— Your instructions —
Find the word "Informazione" in the material below and gather every line that contains it.

[begin Supplied entries]

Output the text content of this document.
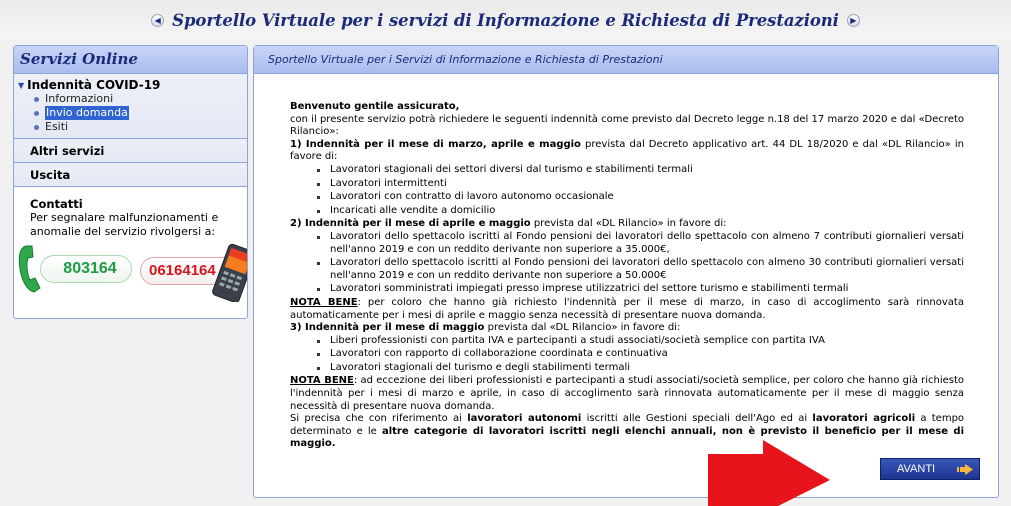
◀ Sportello Virtuale per i servizi di Informazione e Richiesta di Prestazioni	▶
Servizi Online
▼ Indennità COVID-19
Informazioni
Invio domanda
Esiti
Altri servizi
Uscita
Contatti
Per segnalare malfunzionamenti e anomalie del servizio rivolgersi a:
803164	06164164
Sportello Virtuale per i Servizi di Informazione e Richiesta di Prestazioni

Benvenuto gentile assicurato,

con il presente servizio potrà richiedere le seguenti indennità come previsto dal Decreto legge n.18 del 17 marzo 2020 e dal «Decreto Rilancio»:

1) Indennità per il mese di marzo, aprile e maggio prevista dal Decreto applicativo art. 44 DL 18/2020 e dal «DL Rilancio» in favore di:

Lavoratori stagionali dei settori diversi dal turismo e stabilimenti termali
Lavoratori intermittenti
Lavoratori con contratto di lavoro autonomo occasionale
Incaricati alle vendite a domicilio

2) Indennità per il mese di aprile e maggio prevista dal «DL Rilancio» in favore di:

Lavoratori dello spettacolo iscritti al Fondo pensioni dei lavoratori dello spettacolo con almeno 7 contributi giornalieri versati nell'anno 2019 e con un reddito derivante non superiore a 35.000€,
Lavoratori dello spettacolo iscritti al Fondo pensioni dei lavoratori dello spettacolo con almeno 30 contributi giornalieri versati nell'anno 2019 e con un reddito derivante non superiore a 50.000€
Lavoratori somministrati impiegati presso imprese utilizzatrici del settore turismo e stabilimenti termali

NOTA BENE: per coloro che hanno già richiesto l'indennità per il mese di marzo, in caso di accoglimento sarà rinnovata automaticamente per i mesi di aprile e maggio senza necessità di presentare nuova domanda.

3) Indennità per il mese di maggio prevista dal «DL Rilancio» in favore di:

Liberi professionisti con partita IVA e partecipanti a studi associati/società semplice con partita IVA
Lavoratori con rapporto di collaborazione coordinata e continuativa
Lavoratori stagionali del turismo e degli stabilimenti termali

NOTA BENE: ad eccezione dei liberi professionisti e partecipanti a studi associati/società semplice, per coloro che hanno già richiesto l'indennità per i mesi di marzo e aprile, in caso di accoglimento sarà rinnovata automaticamente per il mese di maggio senza necessità di presentare nuova domanda.

Si precisa che con riferimento ai lavoratori autonomi iscritti alle Gestioni speciali dell'Ago ed ai lavoratori agricoli a tempo determinato e le altre categorie di lavoratori iscritti negli elenchi annuali, non è previsto il beneficio per il mese di maggio.

AVANTI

[end Supplied entries]

— Answer below —
◀ Sportello Virtuale per i servizi di Informazione e Richiesta di Prestazioni	▶
Sportello Virtuale per i Servizi di Informazione e Richiesta di Prestazioni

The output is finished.